::: EXERCISE MATERIAL :::

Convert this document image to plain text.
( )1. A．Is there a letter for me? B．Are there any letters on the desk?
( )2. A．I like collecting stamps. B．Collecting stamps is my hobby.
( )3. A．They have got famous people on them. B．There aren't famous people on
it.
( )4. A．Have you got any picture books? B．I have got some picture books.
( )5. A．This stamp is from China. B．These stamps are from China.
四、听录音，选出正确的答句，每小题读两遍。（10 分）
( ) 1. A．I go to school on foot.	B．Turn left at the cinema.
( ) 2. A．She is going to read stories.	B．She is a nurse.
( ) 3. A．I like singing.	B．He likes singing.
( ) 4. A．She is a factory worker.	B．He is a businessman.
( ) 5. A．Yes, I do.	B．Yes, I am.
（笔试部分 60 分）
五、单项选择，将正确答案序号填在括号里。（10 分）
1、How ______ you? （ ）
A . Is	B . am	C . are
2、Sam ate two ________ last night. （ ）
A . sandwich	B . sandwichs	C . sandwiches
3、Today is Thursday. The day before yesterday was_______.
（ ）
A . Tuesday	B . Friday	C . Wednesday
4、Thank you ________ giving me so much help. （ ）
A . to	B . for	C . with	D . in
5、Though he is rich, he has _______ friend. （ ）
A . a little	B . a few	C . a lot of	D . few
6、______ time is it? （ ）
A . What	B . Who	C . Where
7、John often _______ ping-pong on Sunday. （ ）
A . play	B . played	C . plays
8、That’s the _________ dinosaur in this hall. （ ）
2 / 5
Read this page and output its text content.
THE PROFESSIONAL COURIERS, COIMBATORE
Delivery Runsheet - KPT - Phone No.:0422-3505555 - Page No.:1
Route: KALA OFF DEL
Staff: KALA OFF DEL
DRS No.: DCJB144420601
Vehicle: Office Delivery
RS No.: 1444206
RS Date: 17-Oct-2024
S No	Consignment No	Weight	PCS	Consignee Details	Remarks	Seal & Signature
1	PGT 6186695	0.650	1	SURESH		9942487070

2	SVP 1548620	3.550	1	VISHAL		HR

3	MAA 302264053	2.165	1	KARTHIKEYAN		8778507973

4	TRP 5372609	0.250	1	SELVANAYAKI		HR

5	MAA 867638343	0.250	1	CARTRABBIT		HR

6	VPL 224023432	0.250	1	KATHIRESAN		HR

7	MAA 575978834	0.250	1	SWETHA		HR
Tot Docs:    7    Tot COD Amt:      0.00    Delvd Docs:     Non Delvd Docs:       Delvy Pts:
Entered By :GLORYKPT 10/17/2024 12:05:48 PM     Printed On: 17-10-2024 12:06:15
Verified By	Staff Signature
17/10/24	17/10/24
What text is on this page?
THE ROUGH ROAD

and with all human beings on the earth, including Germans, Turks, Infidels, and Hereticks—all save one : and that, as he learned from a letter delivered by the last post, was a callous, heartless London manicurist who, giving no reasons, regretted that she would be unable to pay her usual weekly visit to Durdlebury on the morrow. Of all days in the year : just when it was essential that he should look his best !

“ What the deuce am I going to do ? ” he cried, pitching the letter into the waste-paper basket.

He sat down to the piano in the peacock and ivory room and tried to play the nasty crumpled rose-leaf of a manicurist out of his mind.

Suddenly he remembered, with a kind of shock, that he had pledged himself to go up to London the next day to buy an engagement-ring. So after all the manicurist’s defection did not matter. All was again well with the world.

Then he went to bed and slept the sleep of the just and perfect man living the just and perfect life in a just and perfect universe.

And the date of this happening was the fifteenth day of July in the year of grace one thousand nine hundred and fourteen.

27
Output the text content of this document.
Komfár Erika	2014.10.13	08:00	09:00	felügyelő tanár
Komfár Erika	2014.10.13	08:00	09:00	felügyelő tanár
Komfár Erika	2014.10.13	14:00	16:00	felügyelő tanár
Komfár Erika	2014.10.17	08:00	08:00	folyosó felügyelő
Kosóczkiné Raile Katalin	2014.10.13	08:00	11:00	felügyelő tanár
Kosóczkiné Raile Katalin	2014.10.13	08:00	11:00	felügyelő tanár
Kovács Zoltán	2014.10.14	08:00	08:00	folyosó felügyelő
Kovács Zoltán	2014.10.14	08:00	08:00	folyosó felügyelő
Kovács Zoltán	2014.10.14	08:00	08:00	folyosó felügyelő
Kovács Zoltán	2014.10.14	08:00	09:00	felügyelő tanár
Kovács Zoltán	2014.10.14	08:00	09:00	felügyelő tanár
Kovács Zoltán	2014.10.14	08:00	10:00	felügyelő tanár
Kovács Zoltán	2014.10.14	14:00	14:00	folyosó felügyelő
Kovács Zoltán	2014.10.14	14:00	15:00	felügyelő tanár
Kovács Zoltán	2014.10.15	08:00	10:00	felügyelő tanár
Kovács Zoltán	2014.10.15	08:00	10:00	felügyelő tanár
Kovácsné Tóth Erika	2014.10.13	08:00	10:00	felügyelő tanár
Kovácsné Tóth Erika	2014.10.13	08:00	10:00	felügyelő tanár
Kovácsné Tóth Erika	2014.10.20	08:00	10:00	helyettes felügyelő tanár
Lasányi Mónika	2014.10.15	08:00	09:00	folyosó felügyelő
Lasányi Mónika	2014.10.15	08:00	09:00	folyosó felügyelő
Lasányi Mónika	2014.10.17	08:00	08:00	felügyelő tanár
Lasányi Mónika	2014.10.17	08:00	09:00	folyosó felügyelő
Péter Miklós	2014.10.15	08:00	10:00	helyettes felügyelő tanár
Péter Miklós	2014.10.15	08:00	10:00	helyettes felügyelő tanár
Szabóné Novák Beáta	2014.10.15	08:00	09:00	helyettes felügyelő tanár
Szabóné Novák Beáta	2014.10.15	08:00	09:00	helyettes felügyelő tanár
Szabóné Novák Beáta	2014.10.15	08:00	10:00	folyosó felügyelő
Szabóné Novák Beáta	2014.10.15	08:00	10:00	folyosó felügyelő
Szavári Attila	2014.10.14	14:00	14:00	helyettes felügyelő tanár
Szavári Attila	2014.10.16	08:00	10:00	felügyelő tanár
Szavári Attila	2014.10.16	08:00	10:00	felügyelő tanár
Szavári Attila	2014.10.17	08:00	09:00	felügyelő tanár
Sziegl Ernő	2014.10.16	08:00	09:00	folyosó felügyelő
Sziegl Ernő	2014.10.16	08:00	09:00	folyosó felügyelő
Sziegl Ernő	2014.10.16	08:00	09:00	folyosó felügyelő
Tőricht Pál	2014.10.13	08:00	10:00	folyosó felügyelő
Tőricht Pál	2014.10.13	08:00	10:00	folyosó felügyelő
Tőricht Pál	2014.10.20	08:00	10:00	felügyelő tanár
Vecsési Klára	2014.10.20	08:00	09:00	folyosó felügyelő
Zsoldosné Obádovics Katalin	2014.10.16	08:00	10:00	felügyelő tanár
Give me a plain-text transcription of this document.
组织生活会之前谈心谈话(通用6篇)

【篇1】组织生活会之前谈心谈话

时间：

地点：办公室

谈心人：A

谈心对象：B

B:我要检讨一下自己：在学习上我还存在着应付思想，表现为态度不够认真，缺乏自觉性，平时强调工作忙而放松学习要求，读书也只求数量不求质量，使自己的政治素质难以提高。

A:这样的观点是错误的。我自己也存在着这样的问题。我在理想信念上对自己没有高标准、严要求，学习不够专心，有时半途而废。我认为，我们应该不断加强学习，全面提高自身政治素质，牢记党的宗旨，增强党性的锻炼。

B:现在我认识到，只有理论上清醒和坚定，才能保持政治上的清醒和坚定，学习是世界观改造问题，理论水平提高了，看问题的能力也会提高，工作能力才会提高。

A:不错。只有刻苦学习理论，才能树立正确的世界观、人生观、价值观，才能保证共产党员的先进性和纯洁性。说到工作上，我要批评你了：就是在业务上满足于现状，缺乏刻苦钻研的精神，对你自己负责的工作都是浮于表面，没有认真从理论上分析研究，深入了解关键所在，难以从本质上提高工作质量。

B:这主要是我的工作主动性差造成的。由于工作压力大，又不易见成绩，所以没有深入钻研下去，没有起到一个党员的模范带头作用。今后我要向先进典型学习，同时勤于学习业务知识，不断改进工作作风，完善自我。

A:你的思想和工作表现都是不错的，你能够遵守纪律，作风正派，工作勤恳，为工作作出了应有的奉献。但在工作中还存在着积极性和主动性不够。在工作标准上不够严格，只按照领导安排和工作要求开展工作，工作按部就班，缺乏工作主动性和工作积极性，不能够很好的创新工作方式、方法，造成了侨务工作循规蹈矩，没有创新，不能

:::

## [AIM]
Only the number is wanted: how many lines contain the string "manicurist"?

## [FINISHED TASK]
3